TASK DETAILS: Each line of the material below should be reproduced exactly.

-=-=-=-=-

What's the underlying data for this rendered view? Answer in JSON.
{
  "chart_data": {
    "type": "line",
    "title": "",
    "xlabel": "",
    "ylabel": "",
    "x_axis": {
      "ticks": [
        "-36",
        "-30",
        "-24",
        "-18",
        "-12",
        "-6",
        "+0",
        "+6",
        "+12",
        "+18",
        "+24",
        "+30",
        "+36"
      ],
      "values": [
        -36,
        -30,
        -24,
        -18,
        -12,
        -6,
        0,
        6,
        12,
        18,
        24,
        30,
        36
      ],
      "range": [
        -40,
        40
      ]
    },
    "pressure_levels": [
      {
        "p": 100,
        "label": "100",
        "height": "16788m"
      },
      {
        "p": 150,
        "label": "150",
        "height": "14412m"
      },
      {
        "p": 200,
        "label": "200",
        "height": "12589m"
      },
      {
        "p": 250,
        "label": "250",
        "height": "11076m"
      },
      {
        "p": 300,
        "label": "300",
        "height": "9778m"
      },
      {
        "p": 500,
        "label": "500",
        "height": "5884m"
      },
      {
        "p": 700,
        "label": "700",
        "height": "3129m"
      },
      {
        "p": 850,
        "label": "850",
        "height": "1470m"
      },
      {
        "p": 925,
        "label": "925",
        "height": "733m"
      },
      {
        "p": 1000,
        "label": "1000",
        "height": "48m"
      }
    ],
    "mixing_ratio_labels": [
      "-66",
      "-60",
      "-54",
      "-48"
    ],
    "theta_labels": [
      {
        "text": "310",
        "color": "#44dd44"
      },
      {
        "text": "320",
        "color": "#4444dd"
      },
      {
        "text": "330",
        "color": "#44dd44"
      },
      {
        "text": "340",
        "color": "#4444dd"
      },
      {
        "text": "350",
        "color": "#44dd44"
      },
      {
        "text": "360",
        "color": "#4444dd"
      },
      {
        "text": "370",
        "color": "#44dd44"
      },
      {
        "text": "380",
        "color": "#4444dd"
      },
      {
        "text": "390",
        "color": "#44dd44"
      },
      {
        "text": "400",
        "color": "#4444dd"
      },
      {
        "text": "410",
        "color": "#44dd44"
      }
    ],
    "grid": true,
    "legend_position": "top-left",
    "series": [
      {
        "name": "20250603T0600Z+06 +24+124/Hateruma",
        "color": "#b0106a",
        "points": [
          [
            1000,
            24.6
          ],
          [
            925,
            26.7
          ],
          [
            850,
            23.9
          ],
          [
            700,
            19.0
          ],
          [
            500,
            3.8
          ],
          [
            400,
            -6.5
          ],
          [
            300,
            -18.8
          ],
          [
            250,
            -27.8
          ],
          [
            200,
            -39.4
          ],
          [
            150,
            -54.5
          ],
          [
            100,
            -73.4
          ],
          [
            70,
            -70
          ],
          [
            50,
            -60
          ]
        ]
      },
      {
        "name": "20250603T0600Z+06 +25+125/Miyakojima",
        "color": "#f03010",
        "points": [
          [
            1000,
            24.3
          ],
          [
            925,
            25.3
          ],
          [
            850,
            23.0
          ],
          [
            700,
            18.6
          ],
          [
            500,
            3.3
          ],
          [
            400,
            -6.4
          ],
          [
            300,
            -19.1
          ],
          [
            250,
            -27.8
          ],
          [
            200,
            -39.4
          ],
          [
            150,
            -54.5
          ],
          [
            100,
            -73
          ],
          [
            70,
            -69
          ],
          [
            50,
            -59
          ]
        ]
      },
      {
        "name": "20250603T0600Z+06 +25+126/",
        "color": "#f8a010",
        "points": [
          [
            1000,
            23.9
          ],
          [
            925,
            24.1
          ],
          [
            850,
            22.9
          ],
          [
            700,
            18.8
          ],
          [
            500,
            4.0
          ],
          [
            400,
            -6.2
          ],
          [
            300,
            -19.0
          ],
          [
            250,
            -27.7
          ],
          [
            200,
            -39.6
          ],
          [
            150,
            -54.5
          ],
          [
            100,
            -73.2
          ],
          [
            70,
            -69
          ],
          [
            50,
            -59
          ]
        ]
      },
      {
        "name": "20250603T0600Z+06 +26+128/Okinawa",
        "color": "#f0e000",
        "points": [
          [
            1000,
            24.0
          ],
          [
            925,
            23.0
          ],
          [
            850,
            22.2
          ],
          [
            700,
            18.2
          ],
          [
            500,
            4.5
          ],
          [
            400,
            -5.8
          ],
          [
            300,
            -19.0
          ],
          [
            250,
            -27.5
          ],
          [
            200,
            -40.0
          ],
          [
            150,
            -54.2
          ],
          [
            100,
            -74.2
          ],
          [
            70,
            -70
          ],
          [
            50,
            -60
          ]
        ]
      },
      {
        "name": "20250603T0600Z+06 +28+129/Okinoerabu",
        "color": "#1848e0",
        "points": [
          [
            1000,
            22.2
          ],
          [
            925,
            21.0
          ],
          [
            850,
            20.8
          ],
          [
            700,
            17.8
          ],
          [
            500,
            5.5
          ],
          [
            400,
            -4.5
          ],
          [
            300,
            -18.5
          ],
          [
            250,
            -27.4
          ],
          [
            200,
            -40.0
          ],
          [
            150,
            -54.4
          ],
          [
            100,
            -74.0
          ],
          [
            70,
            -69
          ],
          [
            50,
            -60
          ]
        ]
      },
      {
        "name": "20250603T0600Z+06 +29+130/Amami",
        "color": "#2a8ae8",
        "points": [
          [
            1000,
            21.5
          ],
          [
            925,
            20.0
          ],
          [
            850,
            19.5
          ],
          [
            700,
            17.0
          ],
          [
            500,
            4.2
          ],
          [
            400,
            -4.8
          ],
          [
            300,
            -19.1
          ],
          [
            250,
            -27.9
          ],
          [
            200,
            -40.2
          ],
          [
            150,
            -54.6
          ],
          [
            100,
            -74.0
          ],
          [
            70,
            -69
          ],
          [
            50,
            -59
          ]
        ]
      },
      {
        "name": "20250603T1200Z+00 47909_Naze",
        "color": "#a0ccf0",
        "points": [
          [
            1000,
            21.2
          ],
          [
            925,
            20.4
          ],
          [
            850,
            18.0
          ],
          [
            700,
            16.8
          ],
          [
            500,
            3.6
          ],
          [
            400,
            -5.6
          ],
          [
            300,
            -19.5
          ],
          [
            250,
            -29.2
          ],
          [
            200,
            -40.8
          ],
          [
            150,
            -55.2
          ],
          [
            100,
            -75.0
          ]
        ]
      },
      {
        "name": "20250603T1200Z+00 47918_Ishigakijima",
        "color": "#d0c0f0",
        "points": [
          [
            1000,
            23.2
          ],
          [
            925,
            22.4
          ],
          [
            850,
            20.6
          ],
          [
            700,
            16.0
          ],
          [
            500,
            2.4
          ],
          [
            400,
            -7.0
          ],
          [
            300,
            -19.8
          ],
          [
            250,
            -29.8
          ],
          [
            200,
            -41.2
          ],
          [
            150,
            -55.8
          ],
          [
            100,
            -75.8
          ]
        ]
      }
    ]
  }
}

-=-=-=-=-

THE COMPLETED TASK:
What's the underlying data for this rendered view? Answer in JSON.
{
  "chart_data": {
    "type": "line",
    "title": "",
    "xlabel": "",
    "ylabel": "",
    "x_axis": {
      "ticks": [
        "-36",
        "-30",
        "-24",
        "-18",
        "-12",
        "-6",
        "+0",
        "+6",
        "+12",
        "+18",
        "+24",
        "+30",
        "+36"
      ],
      "values": [
        -36,
        -30,
        -24,
        -18,
        -12,
        -6,
        0,
        6,
        12,
        18,
        24,
        30,
        36
      ],
      "range": [
        -40,
        40
      ]
    },
    "pressure_levels": [
      {
        "p": 100,
        "label": "100",
        "height": "16788m"
      },
      {
        "p": 150,
        "label": "150",
        "height": "14412m"
      },
      {
        "p": 200,
        "label": "200",
        "height": "12589m"
      },
      {
        "p": 250,
        "label": "250",
        "height": "11076m"
      },
      {
        "p": 300,
        "label": "300",
        "height": "9778m"
      },
      {
        "p": 500,
        "label": "500",
        "height": "5884m"
      },
      {
        "p": 700,
        "label": "700",
        "height": "3129m"
      },
      {
        "p": 850,
        "label": "850",
        "height": "1470m"
      },
      {
        "p": 925,
        "label": "925",
        "height": "733m"
      },
      {
        "p": 1000,
        "label": "1000",
        "height": "48m"
      }
    ],
    "mixing_ratio_labels": [
      "-66",
      "-60",
      "-54",
      "-48"
    ],
    "theta_labels": [
      {
        "text": "310",
        "color": "#44dd44"
      },
      {
        "text": "320",
        "color": "#4444dd"
      },
      {
        "text": "330",
        "color": "#44dd44"
      },
      {
        "text": "340",
        "color": "#4444dd"
      },
      {
        "text": "350",
        "color": "#44dd44"
      },
      {
        "text": "360",
        "color": "#4444dd"
      },
      {
        "text": "370",
        "color": "#44dd44"
      },
      {
        "text": "380",
        "color": "#4444dd"
      },
      {
        "text": "390",
        "color": "#44dd44"
      },
      {
        "text": "400",
        "color": "#4444dd"
      },
      {
        "text": "410",
        "color": "#44dd44"
      }
    ],
    "grid": true,
    "legend_position": "top-left",
    "series": [
      {
        "name": "20250603T0600Z+06 +24+124/Hateruma",
        "color": "#b0106a",
        "points": [
          [
            1000,
            24.6
          ],
          [
            925,
            26.7
          ],
          [
            850,
            23.9
          ],
          [
            700,
            19.0
          ],
          [
            500,
            3.8
          ],
          [
            400,
            -6.5
          ],
          [
            300,
            -18.8
          ],
          [
            250,
            -27.8
          ],
          [
            200,
            -39.4
          ],
          [
            150,
            -54.5
          ],
          [
            100,
            -73.4
          ],
          [
            70,
            -70
          ],
          [
            50,
            -60
          ]
        ]
      },
      {
        "name": "20250603T0600Z+06 +25+125/Miyakojima",
        "color": "#f03010",
        "points": [
          [
            1000,
            24.3
          ],
          [
            925,
            25.3
          ],
          [
            850,
            23.0
          ],
          [
            700,
            18.6
          ],
          [
            500,
            3.3
          ],
          [
            400,
            -6.4
          ],
          [
            300,
            -19.1
          ],
          [
            250,
            -27.8
          ],
          [
            200,
            -39.4
          ],
          [
            150,
            -54.5
          ],
          [
            100,
            -73
          ],
          [
            70,
            -69
          ],
          [
            50,
            -59
          ]
        ]
      },
      {
        "name": "20250603T0600Z+06 +25+126/",
        "color": "#f8a010",
        "points": [
          [
            1000,
            23.9
          ],
          [
            925,
            24.1
          ],
          [
            850,
            22.9
          ],
          [
            700,
            18.8
          ],
          [
            500,
            4.0
          ],
          [
            400,
            -6.2
          ],
          [
            300,
            -19.0
          ],
          [
            250,
            -27.7
          ],
          [
            200,
            -39.6
          ],
          [
            150,
            -54.5
          ],
          [
            100,
            -73.2
          ],
          [
            70,
            -69
          ],
          [
            50,
            -59
          ]
        ]
      },
      {
        "name": "20250603T0600Z+06 +26+128/Okinawa",
        "color": "#f0e000",
        "points": [
          [
            1000,
            24.0
          ],
          [
            925,
            23.0
          ],
          [
            850,
            22.2
          ],
          [
            700,
            18.2
          ],
          [
            500,
            4.5
          ],
          [
            400,
            -5.8
          ],
          [
            300,
            -19.0
          ],
          [
            250,
            -27.5
          ],
          [
            200,
            -40.0
          ],
          [
            150,
            -54.2
          ],
          [
            100,
            -74.2
          ],
          [
            70,
            -70
          ],
          [
            50,
            -60
          ]
        ]
      },
      {
        "name": "20250603T0600Z+06 +28+129/Okinoerabu",
        "color": "#1848e0",
        "points": [
          [
            1000,
            22.2
          ],
          [
            925,
            21.0
          ],
          [
            850,
            20.8
          ],
          [
            700,
            17.8
          ],
          [
            500,
            5.5
          ],
          [
            400,
            -4.5
          ],
          [
            300,
            -18.5
          ],
          [
            250,
            -27.4
          ],
          [
            200,
            -40.0
          ],
          [
            150,
            -54.4
          ],
          [
            100,
            -74.0
          ],
          [
            70,
            -69
          ],
          [
            50,
            -60
          ]
        ]
      },
      {
        "name": "20250603T0600Z+06 +29+130/Amami",
        "color": "#2a8ae8",
        "points": [
          [
            1000,
            21.5
          ],
          [
            925,
            20.0
          ],
          [
            850,
            19.5
          ],
          [
            700,
            17.0
          ],
          [
            500,
            4.2
          ],
          [
            400,
            -4.8
          ],
          [
            300,
            -19.1
          ],
          [
            250,
            -27.9
          ],
          [
            200,
            -40.2
          ],
          [
            150,
            -54.6
          ],
          [
            100,
            -74.0
          ],
          [
            70,
            -69
          ],
          [
            50,
            -59
          ]
        ]
      },
      {
        "name": "20250603T1200Z+00 47909_Naze",
        "color": "#a0ccf0",
        "points": [
          [
            1000,
            21.2
          ],
          [
            925,
            20.4
          ],
          [
            850,
            18.0
          ],
          [
            700,
            16.8
          ],
          [
            500,
            3.6
          ],
          [
            400,
            -5.6
          ],
          [
            300,
            -19.5
          ],
          [
            250,
            -29.2
          ],
          [
            200,
            -40.8
          ],
          [
            150,
            -55.2
          ],
          [
            100,
            -75.0
          ]
        ]
      },
      {
        "name": "20250603T1200Z+00 47918_Ishigakijima",
        "color": "#d0c0f0",
        "points": [
          [
            1000,
            23.2
          ],
          [
            925,
            22.4
          ],
          [
            850,
            20.6
          ],
          [
            700,
            16.0
          ],
          [
            500,
            2.4
          ],
          [
            400,
            -7.0
          ],
          [
            300,
            -19.8
          ],
          [
            250,
            -29.8
          ],
          [
            200,
            -41.2
          ],
          [
            150,
            -55.8
          ],
          [
            100,
            -75.8
          ]
        ]
      }
    ]
  }
}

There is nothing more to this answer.